§ SET TASK
Pull every line containing "South" from the entries.

● ● ● ● ●

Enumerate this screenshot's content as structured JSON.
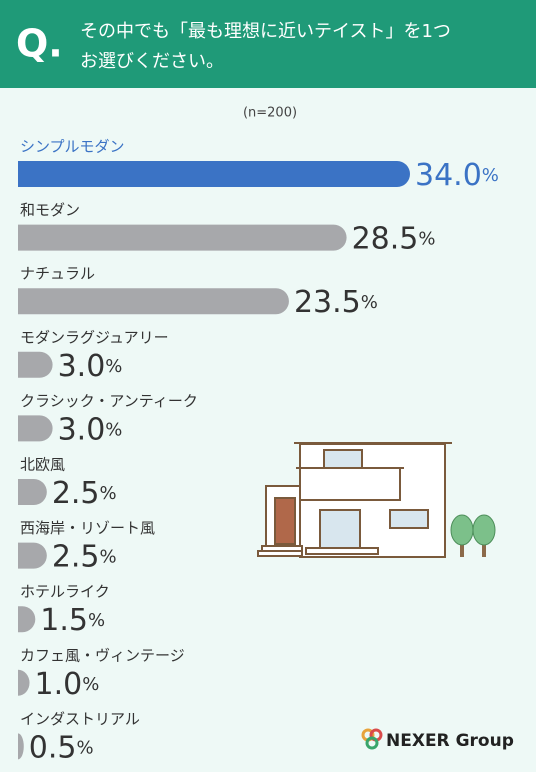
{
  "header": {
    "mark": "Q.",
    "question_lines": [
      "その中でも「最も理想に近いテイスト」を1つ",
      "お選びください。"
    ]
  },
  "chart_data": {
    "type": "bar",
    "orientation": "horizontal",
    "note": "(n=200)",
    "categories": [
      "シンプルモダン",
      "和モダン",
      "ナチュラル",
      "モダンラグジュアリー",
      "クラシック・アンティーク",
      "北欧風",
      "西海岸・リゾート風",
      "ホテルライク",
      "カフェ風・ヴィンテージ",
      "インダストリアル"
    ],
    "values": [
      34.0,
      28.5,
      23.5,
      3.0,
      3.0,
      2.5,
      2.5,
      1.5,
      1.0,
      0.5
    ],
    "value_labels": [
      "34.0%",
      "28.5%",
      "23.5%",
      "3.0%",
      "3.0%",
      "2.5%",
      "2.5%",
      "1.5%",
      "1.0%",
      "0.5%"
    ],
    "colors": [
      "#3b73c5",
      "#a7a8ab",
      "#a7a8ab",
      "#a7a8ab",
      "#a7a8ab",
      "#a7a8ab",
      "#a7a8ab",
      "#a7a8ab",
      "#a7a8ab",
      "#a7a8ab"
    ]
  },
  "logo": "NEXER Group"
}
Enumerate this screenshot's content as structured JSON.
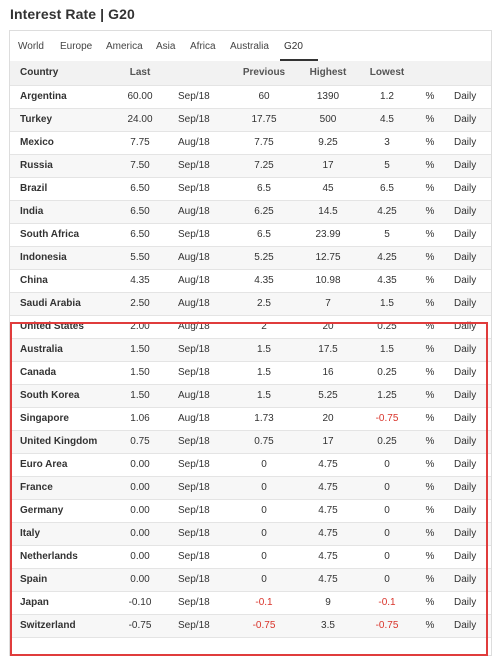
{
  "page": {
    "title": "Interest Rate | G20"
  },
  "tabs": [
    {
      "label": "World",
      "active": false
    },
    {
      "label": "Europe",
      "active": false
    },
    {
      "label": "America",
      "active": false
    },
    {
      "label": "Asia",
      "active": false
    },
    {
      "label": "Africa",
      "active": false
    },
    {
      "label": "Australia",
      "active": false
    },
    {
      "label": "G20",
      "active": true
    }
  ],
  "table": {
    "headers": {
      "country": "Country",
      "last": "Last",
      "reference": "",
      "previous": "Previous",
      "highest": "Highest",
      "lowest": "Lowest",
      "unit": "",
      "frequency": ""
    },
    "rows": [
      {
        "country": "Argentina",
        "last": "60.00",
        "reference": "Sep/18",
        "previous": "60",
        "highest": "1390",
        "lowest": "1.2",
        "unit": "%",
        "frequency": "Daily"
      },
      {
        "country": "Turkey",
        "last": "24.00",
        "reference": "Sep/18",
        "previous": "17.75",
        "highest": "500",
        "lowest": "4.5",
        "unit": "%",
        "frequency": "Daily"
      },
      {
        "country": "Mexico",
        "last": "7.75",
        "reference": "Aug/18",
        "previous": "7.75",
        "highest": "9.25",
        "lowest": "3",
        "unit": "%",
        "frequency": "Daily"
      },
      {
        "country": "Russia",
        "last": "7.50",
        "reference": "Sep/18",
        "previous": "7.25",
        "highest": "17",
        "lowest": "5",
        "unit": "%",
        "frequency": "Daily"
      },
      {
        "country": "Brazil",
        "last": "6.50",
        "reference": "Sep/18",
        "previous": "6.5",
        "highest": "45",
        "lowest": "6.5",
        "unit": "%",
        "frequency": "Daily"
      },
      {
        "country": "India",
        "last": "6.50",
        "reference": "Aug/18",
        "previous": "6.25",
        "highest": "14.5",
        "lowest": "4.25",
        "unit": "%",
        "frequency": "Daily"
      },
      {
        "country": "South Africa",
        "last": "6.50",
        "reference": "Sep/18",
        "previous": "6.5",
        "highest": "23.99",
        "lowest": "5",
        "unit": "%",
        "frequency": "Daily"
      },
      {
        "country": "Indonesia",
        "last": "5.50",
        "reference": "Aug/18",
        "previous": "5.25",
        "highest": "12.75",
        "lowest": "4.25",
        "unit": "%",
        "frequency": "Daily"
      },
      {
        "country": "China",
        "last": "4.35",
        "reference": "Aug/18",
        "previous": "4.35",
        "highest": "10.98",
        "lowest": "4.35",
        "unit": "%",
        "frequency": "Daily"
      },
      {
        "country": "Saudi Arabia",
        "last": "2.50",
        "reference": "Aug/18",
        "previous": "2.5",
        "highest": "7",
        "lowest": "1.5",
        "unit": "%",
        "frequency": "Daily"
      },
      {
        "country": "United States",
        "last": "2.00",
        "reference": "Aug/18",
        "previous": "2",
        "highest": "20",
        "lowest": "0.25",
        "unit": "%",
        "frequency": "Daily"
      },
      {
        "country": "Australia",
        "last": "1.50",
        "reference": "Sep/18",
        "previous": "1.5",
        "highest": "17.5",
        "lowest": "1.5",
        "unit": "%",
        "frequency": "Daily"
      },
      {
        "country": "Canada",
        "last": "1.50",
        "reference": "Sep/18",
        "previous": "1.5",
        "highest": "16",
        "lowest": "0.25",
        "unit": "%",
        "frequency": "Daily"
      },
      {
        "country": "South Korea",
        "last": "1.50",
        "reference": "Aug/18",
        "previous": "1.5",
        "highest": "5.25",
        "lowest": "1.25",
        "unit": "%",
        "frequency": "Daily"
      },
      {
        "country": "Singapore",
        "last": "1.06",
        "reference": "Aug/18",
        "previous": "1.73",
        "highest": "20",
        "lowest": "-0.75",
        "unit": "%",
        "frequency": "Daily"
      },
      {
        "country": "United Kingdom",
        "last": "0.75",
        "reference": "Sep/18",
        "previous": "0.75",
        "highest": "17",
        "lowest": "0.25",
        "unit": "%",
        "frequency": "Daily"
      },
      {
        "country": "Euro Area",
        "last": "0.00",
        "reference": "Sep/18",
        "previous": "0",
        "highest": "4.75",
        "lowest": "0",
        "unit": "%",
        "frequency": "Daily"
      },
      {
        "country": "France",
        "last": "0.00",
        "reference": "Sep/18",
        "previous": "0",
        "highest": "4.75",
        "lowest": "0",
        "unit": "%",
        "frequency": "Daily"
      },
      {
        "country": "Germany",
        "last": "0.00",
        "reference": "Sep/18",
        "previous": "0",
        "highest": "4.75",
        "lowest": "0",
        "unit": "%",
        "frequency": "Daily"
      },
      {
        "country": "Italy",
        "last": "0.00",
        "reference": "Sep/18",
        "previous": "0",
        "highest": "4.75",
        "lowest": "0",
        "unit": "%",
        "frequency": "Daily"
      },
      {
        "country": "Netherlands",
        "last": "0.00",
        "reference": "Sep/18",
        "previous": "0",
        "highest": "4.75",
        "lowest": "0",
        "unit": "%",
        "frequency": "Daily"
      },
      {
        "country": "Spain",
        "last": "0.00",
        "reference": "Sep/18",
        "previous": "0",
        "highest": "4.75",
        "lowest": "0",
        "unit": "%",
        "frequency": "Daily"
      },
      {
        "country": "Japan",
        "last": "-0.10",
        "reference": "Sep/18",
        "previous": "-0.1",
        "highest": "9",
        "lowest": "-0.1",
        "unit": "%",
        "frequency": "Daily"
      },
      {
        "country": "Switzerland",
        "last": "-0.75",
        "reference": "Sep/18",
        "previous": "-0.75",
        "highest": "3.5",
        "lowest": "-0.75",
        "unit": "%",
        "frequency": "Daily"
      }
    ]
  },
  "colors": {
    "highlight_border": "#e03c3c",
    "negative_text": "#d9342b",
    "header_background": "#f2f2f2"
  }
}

● ● ● ● ●

§ WRITTEN SOLUTION
        "country": "South Africa",
        "country": "South Korea",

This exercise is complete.